--- START Stored data ---
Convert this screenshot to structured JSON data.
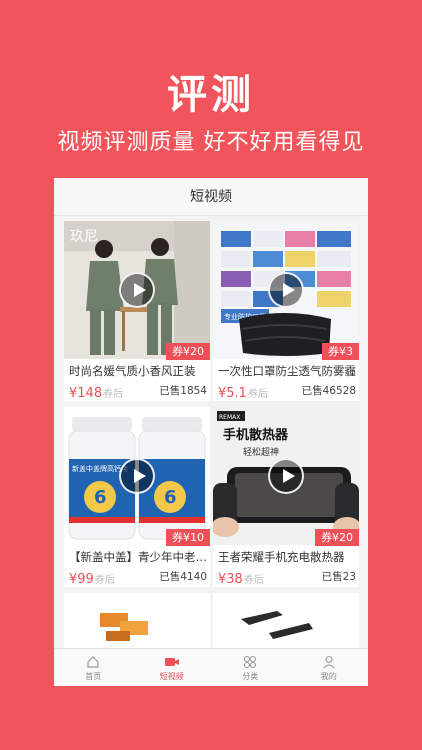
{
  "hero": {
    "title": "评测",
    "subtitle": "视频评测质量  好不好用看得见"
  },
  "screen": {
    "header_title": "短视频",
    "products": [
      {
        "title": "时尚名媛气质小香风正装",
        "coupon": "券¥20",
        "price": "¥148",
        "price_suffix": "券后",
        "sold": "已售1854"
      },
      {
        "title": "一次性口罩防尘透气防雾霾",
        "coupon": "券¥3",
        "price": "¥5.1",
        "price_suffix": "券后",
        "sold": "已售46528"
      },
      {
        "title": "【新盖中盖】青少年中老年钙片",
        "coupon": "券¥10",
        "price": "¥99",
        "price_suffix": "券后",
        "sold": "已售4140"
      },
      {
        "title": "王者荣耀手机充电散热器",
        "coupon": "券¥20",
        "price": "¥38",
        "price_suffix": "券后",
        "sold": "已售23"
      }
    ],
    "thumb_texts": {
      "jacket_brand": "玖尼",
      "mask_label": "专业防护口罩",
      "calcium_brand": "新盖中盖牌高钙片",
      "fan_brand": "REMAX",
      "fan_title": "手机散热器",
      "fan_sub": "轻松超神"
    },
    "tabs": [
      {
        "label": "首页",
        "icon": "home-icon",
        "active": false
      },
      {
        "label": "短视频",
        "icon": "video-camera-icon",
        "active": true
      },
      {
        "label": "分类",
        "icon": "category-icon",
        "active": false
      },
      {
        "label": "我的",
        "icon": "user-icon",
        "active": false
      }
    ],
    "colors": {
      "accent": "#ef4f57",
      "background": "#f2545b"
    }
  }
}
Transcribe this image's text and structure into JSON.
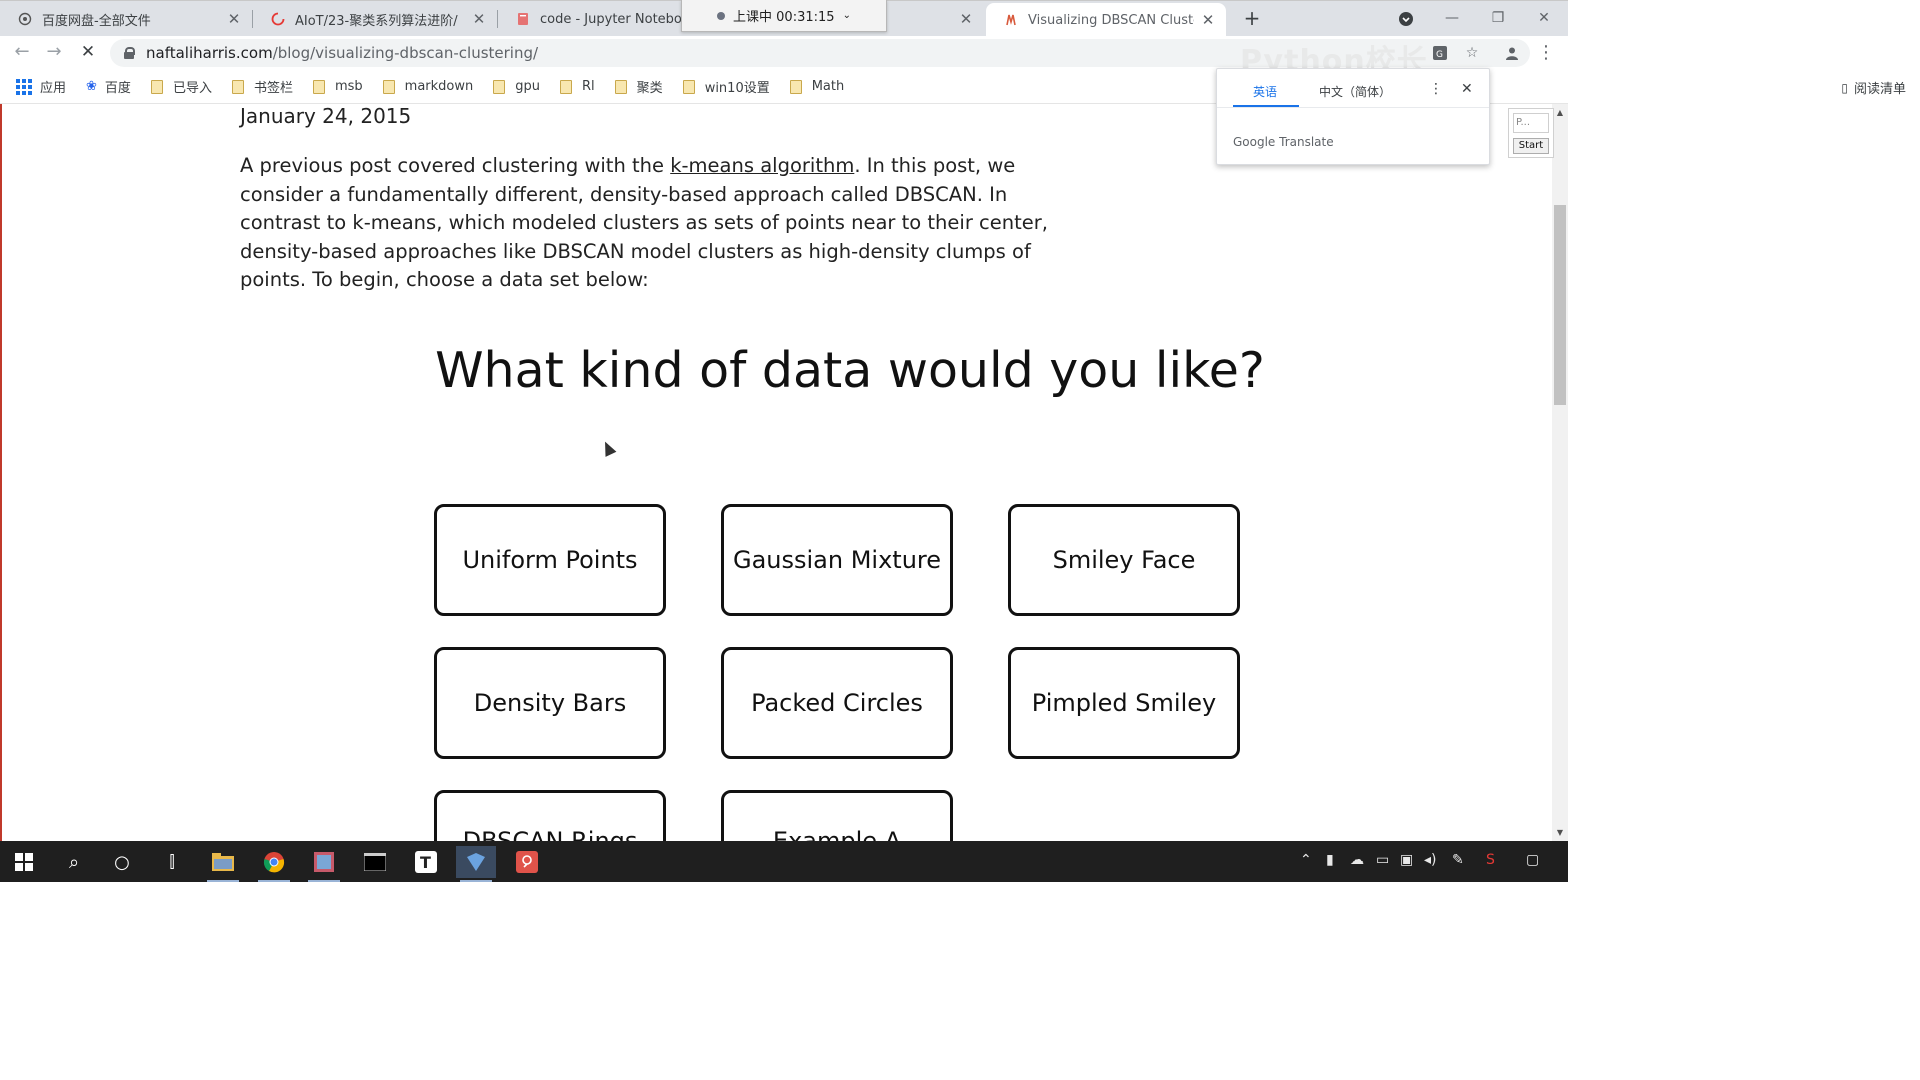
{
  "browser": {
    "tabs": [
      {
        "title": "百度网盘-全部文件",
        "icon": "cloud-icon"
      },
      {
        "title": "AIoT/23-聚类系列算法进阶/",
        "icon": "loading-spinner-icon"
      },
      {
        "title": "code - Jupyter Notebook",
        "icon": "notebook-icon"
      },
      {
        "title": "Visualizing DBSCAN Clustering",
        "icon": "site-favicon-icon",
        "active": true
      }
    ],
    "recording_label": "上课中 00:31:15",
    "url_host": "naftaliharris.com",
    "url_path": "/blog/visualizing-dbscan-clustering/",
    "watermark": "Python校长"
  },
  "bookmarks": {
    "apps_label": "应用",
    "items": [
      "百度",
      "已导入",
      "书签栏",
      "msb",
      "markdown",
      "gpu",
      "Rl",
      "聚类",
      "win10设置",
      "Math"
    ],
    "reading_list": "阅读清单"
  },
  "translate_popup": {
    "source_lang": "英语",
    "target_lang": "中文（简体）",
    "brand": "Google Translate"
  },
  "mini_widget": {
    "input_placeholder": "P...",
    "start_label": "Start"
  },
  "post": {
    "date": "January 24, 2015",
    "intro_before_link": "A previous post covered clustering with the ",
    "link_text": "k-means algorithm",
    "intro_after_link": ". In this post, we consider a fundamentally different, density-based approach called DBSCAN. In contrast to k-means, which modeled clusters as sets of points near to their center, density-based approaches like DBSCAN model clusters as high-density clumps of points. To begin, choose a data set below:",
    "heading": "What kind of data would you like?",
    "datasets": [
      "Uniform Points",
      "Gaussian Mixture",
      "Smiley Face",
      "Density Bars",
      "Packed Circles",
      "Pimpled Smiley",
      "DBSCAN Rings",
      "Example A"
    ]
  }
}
--- END Stored data ---
--- START Stored data ---
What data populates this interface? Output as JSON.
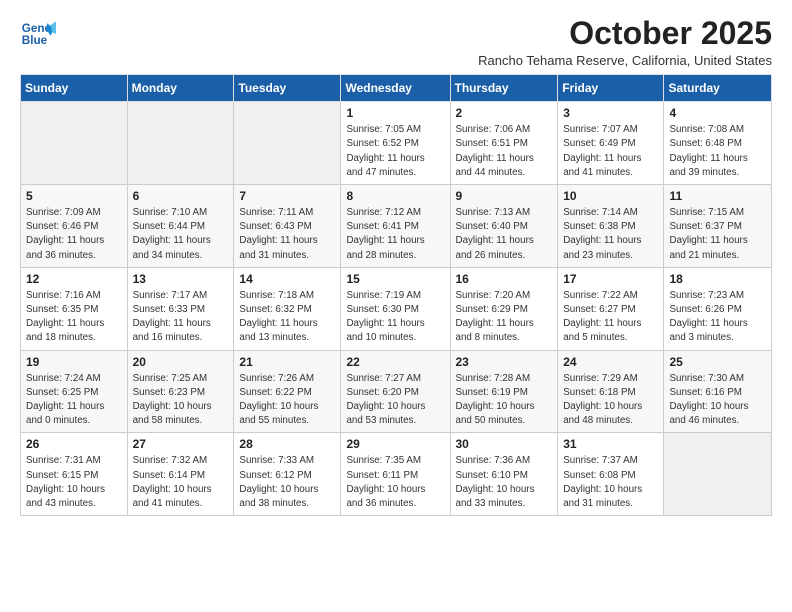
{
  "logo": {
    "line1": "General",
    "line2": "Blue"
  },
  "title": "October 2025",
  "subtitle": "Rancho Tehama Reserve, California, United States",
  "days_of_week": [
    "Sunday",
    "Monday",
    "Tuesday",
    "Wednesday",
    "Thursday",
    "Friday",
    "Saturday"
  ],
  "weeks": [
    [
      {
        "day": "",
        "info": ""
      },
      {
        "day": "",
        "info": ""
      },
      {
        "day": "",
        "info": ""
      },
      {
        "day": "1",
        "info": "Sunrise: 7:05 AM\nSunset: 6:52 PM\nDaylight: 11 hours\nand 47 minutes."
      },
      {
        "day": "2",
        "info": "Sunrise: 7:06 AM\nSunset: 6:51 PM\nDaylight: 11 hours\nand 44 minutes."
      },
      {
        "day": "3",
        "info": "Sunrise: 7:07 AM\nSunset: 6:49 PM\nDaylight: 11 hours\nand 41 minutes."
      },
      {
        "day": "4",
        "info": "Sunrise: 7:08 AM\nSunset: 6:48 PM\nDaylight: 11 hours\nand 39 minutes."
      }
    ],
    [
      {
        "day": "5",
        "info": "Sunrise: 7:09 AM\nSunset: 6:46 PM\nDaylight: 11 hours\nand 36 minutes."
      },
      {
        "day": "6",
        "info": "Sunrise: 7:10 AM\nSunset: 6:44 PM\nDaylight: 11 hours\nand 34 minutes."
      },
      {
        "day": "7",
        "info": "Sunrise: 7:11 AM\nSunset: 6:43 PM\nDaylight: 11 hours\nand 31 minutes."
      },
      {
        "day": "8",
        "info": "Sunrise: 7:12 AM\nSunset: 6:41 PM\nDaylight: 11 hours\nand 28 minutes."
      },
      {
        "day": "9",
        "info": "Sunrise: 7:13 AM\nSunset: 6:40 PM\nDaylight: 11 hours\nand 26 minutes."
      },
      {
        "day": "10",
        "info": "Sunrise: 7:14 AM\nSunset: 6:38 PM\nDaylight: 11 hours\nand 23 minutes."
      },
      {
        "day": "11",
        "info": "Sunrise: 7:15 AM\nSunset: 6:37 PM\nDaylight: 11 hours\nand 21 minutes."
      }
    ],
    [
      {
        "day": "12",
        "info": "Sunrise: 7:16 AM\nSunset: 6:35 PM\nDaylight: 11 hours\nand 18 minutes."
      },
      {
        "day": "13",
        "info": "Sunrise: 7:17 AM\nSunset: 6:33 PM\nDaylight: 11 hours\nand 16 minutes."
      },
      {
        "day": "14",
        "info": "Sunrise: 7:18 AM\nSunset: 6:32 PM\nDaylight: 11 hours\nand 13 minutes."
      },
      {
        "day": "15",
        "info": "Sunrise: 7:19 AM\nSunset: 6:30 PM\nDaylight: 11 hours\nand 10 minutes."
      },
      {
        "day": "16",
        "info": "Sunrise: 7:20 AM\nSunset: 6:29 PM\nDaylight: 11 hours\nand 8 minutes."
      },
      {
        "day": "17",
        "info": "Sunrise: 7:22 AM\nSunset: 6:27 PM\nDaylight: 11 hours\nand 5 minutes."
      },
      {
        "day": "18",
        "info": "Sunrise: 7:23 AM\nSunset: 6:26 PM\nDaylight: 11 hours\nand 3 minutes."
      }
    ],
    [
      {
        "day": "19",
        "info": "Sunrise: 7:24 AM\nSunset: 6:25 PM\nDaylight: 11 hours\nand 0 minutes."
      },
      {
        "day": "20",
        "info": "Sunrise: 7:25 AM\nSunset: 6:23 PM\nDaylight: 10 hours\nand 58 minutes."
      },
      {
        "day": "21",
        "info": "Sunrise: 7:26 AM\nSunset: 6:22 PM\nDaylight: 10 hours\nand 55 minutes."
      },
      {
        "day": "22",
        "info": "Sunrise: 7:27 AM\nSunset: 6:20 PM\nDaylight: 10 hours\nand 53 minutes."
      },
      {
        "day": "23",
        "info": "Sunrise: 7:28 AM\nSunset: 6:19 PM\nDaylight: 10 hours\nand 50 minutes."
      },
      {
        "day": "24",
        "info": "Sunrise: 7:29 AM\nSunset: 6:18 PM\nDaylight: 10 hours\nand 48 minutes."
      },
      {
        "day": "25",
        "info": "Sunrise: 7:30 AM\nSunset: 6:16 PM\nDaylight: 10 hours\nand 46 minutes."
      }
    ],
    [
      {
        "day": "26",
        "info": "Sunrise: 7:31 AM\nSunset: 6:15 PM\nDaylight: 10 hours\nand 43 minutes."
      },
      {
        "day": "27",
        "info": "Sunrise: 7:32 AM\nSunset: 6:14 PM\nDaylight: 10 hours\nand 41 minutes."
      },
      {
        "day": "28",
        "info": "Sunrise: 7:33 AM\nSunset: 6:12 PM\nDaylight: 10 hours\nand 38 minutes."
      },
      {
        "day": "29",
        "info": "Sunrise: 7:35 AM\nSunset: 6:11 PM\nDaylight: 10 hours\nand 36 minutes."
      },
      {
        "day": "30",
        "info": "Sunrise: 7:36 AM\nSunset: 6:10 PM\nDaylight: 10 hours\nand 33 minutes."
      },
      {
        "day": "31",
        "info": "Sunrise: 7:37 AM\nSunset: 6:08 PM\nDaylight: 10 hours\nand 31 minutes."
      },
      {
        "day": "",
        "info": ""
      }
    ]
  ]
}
--- END Stored data ---
--- START Stored data ---
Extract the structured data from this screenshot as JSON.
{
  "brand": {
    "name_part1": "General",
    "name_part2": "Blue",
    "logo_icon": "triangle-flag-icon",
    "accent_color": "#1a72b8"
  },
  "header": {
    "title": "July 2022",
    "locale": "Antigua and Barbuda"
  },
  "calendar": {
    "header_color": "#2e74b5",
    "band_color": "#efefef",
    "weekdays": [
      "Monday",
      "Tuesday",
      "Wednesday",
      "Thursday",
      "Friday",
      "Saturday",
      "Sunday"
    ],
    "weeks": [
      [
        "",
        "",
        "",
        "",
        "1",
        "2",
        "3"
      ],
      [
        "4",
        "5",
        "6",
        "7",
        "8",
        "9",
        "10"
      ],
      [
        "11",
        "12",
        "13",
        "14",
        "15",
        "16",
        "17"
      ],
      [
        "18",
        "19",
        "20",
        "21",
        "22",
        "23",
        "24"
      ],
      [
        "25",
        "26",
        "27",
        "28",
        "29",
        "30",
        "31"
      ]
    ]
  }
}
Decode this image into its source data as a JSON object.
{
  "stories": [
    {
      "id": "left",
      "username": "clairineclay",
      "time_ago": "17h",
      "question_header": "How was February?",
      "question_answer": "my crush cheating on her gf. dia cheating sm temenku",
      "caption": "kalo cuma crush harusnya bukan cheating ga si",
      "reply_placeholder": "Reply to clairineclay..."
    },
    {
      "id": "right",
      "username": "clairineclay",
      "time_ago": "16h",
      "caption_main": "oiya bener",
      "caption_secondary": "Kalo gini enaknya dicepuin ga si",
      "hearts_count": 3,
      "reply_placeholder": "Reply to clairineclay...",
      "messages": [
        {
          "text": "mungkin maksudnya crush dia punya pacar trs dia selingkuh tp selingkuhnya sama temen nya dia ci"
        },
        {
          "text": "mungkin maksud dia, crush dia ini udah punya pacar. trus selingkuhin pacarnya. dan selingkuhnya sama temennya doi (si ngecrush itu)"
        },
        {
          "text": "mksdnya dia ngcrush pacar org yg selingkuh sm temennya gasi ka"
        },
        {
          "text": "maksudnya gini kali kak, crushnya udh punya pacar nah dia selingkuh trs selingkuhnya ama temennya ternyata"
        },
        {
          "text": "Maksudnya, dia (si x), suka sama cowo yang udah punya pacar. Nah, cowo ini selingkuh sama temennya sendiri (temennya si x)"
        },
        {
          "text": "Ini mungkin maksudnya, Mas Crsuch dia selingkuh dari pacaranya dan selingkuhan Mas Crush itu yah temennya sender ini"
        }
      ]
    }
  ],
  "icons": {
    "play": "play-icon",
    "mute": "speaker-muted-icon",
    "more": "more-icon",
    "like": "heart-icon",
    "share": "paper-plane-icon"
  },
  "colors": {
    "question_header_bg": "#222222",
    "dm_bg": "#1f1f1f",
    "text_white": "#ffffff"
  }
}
--- END Stored data ---
Extract each line from the listing that holds the word "means".

    "link_text": "k-means algorithm",
    "intro_after_link": ". In this post, we consider a fundamentally different, density-based approach called DBSCAN. In contrast to k-means, which modeled clusters as sets of points near to their center, density-based approaches like DBSCAN model clusters as high-density clumps of points. To begin, choose a data set below:",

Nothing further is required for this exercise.